:: EXERCISE 1 ::
Rename "svg-text" to "chart-text" in the listing, beginning at its first line and stopping after the line that contains "Find all labels, buttons, inputs, and", with everything else left unchanged.

MARCUS WINTERS: Yeah. It’s not because people like us don’t want to look at those things.  In fact, there’s a huge race going on to see how many people can look at how many long-term outcomes, and part of it is because the data doesn’t match.  It only matches in a few places, and part of it is because the reforms are just now kind of getting—have been around long enough that we can start to look at those things.

At AFP last year, I could not count the number of papers that looked at these kind of longer-term outcomes.  It’s what we’re up to now.  We’re trying to be.

JIM GOENNER: I want to go back to the base premise, and that’s the question:  What’s better?  Charter schools or traditional public schools?  And I think Ted [Kolderie] would argue that it’s the wrong question, and he’s been putting it in the form of “What’s faster?  Humans or animals?”  So what’s faster?  Humans or animals?  And you think about that answer, it would be “It depends.”  Right?  Long race or short race?  Lots of turns?  Climbing?  Can you fly?  Can you use a car, et cetera?”  Do you think that in some ways, we’re trying to as a question that’s just flawed on its premise?

SUSAN DYNARSKI: This comes back to—so say you do get an average effect for Massachusetts or for the country. Could you then take that and know anything about some randomly picked charter school that you then look at?  Is it going to have the effect that you got on average?  Probably not.  Traditional public schools are hugely variable.  Can you answer the question do traditional public schools work?  And the answer is going to be, well, yeah, in some places, they do, and in some places, they don’t.  And I do think it’s a coherent question, though, to ask in a given setting, in a given school district, in give states where you’ve got a set of traditional public schools, and you introduce charter schools.  Do students at the charter schools perform better?  That is a coherent question to ask, but it does need this perspective that you’re referring to that you can’t just sort of say the nationwide statistics, I would say, are not very helpful.  Charters are located in different places than the rest of the country.  We don’t have charters in many suburbs.  You don’t have charters in many rural areas.  So you have to drill in and look more closely at comparable school districts.

Entries taken from a collection
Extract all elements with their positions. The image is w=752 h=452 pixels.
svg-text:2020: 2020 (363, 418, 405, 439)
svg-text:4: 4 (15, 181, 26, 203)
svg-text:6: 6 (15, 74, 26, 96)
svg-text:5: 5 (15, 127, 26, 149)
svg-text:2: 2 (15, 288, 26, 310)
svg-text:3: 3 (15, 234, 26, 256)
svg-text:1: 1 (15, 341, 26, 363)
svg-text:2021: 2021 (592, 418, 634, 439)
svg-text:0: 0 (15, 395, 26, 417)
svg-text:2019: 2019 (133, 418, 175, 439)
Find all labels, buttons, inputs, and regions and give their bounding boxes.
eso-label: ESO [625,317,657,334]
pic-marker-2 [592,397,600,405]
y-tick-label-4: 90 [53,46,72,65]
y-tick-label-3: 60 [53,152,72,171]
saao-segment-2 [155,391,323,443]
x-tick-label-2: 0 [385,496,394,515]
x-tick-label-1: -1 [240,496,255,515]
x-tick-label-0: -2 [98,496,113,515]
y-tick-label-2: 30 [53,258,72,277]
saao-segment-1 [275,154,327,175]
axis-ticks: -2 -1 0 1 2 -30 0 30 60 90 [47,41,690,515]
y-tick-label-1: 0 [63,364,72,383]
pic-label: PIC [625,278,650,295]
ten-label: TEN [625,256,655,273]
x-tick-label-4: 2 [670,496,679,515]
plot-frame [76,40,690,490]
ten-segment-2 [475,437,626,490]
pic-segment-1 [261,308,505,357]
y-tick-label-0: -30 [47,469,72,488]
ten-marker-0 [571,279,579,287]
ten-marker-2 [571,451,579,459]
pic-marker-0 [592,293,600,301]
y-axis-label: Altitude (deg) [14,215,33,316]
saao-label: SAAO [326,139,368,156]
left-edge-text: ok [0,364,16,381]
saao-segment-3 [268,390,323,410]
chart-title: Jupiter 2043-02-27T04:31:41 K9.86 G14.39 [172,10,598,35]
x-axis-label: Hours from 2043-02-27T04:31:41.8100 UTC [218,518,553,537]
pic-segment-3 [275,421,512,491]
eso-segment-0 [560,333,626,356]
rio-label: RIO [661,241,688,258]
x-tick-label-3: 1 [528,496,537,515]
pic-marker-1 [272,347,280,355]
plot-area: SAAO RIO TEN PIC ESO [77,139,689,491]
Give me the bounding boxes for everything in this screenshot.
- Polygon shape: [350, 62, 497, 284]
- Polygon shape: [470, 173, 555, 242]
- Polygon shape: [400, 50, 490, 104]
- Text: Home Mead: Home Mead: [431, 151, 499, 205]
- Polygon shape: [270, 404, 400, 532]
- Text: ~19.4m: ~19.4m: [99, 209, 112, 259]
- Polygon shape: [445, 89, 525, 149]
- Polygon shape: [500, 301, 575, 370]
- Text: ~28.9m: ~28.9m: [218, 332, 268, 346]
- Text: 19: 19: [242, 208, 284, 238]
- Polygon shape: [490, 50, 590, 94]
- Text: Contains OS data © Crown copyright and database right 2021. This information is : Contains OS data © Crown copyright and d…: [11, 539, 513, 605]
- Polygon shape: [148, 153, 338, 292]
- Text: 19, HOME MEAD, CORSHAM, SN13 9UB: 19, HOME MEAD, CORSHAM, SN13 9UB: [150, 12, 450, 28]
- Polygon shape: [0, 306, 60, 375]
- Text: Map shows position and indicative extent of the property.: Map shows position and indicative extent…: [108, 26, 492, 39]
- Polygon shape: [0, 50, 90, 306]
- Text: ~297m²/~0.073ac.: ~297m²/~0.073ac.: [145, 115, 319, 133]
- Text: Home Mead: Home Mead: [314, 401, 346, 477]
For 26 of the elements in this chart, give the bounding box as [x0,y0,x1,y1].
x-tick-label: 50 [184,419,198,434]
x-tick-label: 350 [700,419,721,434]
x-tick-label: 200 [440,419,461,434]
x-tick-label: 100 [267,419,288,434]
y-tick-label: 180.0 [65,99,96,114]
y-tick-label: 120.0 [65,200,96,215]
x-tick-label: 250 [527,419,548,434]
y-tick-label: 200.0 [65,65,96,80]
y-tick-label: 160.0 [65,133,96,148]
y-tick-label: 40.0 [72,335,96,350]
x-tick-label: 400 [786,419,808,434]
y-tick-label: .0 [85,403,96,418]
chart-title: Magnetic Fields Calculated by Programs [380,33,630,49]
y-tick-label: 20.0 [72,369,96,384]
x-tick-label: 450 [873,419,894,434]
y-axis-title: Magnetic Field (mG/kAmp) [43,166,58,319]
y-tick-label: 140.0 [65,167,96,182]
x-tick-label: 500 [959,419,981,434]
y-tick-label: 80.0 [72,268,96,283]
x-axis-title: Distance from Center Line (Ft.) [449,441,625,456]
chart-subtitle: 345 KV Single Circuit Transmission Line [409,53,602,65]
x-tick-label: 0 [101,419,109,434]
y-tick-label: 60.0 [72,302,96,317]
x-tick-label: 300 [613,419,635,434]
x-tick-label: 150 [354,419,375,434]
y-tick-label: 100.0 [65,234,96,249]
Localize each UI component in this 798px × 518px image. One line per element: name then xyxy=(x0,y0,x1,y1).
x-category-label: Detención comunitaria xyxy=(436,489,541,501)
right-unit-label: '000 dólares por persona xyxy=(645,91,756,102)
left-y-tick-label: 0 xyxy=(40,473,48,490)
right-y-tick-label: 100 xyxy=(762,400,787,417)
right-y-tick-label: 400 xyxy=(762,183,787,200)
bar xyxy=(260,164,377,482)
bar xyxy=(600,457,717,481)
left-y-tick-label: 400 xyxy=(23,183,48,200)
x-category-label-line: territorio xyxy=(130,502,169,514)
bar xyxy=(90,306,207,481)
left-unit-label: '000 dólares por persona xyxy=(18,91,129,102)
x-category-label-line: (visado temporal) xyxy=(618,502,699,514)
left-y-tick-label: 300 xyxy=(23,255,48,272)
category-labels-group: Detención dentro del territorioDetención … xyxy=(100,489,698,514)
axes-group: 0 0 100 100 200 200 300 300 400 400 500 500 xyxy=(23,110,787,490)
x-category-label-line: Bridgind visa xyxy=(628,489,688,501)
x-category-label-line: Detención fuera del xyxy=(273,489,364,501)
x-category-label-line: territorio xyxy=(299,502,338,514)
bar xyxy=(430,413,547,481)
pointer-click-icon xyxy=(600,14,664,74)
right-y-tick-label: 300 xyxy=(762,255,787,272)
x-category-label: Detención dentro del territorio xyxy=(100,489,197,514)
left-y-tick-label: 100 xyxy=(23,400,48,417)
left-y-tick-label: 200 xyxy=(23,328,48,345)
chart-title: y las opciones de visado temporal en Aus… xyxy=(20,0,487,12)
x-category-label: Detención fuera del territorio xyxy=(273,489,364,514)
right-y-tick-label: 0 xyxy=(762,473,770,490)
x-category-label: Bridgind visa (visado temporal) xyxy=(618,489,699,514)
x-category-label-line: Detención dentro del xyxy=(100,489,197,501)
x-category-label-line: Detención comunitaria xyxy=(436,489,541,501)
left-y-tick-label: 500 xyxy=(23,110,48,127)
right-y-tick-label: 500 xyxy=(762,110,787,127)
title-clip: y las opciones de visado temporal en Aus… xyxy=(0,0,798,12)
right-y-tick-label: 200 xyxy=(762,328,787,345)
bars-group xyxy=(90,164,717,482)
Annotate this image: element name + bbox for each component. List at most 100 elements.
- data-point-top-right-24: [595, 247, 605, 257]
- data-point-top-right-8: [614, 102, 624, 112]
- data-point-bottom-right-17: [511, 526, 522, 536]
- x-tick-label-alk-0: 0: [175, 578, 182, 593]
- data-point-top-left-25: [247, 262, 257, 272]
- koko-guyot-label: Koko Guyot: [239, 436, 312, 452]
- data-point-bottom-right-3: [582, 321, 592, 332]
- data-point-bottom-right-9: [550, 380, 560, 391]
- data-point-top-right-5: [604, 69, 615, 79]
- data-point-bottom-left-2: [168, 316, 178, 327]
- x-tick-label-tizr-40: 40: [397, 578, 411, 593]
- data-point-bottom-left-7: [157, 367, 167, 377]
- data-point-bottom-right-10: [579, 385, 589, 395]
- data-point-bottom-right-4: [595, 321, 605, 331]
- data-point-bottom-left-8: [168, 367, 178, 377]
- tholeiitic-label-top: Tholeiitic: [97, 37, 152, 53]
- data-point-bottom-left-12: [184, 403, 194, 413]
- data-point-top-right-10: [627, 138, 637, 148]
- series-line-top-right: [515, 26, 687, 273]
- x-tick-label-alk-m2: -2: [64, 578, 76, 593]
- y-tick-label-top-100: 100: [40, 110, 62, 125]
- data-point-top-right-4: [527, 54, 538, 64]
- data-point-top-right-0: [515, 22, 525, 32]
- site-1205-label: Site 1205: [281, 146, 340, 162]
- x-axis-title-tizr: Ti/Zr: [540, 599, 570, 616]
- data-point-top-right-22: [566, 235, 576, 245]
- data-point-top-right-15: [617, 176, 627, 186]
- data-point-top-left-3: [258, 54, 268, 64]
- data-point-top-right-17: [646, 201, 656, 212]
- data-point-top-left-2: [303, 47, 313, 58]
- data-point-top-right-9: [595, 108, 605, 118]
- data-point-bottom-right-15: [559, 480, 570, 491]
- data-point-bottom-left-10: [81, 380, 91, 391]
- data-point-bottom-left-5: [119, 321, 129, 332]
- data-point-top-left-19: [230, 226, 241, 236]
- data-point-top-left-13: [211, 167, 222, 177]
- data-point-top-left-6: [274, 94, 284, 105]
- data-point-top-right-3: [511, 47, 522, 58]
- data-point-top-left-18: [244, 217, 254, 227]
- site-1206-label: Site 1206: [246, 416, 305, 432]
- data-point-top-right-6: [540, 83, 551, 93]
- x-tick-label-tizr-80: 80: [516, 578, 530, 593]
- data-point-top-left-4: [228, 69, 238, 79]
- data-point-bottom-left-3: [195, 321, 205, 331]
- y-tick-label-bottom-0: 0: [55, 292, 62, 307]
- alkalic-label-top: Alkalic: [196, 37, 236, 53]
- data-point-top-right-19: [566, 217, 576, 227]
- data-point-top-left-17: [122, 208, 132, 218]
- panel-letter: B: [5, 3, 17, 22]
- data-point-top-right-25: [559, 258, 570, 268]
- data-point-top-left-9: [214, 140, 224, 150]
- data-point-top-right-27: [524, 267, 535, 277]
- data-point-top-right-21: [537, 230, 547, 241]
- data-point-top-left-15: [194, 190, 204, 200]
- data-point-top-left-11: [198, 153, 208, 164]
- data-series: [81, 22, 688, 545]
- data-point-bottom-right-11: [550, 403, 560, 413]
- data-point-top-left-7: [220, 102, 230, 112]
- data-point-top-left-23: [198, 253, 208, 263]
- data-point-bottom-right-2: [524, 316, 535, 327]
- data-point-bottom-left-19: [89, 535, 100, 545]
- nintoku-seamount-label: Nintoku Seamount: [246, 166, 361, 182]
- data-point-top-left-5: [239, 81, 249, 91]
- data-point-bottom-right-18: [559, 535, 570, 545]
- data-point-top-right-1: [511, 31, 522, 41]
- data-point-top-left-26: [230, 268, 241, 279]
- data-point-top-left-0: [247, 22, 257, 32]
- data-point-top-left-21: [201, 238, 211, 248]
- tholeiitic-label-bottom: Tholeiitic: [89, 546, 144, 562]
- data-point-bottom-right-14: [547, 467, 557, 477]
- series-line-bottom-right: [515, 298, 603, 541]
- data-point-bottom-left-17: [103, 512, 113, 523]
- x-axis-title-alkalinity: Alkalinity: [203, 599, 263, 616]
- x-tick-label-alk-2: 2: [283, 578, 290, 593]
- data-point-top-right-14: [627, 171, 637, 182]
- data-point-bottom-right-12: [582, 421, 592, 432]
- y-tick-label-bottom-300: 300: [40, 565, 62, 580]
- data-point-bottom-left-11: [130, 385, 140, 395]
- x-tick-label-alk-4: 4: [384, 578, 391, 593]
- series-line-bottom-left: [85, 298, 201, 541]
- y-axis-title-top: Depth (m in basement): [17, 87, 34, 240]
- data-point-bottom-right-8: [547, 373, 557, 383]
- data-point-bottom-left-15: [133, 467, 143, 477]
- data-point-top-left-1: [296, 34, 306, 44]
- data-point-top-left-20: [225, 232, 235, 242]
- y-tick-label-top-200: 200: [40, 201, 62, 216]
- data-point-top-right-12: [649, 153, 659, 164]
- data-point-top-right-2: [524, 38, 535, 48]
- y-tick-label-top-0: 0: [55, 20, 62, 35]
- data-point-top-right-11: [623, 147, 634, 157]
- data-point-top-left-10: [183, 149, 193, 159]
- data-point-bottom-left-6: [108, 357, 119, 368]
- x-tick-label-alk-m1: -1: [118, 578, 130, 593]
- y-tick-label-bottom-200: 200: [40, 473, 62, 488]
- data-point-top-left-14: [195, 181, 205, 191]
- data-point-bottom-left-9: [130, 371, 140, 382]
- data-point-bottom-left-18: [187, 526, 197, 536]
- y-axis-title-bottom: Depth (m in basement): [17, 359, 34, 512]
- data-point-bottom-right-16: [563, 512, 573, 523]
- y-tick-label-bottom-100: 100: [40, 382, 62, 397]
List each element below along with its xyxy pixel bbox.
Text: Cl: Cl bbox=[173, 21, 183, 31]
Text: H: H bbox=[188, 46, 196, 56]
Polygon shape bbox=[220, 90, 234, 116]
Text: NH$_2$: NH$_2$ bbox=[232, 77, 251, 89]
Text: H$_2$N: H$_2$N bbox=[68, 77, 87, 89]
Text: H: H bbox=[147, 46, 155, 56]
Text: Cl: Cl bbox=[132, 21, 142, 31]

:: EXERCISE 2 ::
Name every speaker in the charter school discussion excerpt.

:: FULL RESPONSE 1 ::
Extract all elements with their positions. The image is w=752 h=452 pixels.
chart-text:2020: 2020 (363, 418, 405, 439)
chart-text:4: 4 (15, 181, 26, 203)
chart-text:6: 6 (15, 74, 26, 96)
chart-text:5: 5 (15, 127, 26, 149)
chart-text:2: 2 (15, 288, 26, 310)
chart-text:3: 3 (15, 234, 26, 256)
chart-text:1: 1 (15, 341, 26, 363)
chart-text:2021: 2021 (592, 418, 634, 439)
chart-text:0: 0 (15, 395, 26, 417)
chart-text:2019: 2019 (133, 418, 175, 439)
Find all labels, buttons, inputs, and regions and give their bounding boxes.

:: FULL RESPONSE 2 ::
Marcus Winters, Jim Goenner, Susan Dynarski